Write out every line of the material exactly as it appears.
********************
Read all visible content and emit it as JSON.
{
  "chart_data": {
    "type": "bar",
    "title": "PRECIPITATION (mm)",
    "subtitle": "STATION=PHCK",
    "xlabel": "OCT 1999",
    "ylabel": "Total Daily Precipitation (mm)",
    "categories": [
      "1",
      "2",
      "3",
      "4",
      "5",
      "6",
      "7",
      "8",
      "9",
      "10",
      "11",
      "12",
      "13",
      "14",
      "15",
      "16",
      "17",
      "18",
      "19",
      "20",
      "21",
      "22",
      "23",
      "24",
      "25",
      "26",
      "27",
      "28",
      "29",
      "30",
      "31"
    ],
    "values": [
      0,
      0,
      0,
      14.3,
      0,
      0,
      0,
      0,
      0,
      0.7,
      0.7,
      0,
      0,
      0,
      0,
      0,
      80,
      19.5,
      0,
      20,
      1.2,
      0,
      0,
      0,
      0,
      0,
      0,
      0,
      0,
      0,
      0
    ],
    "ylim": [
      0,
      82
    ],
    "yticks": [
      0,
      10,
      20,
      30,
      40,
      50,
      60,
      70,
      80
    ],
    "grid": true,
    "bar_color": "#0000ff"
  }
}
********************
[Worked answer]
Read all visible content and emit it as JSON.
{
  "chart_data": {
    "type": "bar",
    "title": "PRECIPITATION (mm)",
    "subtitle": "STATION=PHCK",
    "xlabel": "OCT 1999",
    "ylabel": "Total Daily Precipitation (mm)",
    "categories": [
      "1",
      "2",
      "3",
      "4",
      "5",
      "6",
      "7",
      "8",
      "9",
      "10",
      "11",
      "12",
      "13",
      "14",
      "15",
      "16",
      "17",
      "18",
      "19",
      "20",
      "21",
      "22",
      "23",
      "24",
      "25",
      "26",
      "27",
      "28",
      "29",
      "30",
      "31"
    ],
    "values": [
      0,
      0,
      0,
      14.3,
      0,
      0,
      0,
      0,
      0,
      0.7,
      0.7,
      0,
      0,
      0,
      0,
      0,
      80,
      19.5,
      0,
      20,
      1.2,
      0,
      0,
      0,
      0,
      0,
      0,
      0,
      0,
      0,
      0
    ],
    "ylim": [
      0,
      82
    ],
    "yticks": [
      0,
      10,
      20,
      30,
      40,
      50,
      60,
      70,
      80
    ],
    "grid": true,
    "bar_color": "#0000ff"
  }
}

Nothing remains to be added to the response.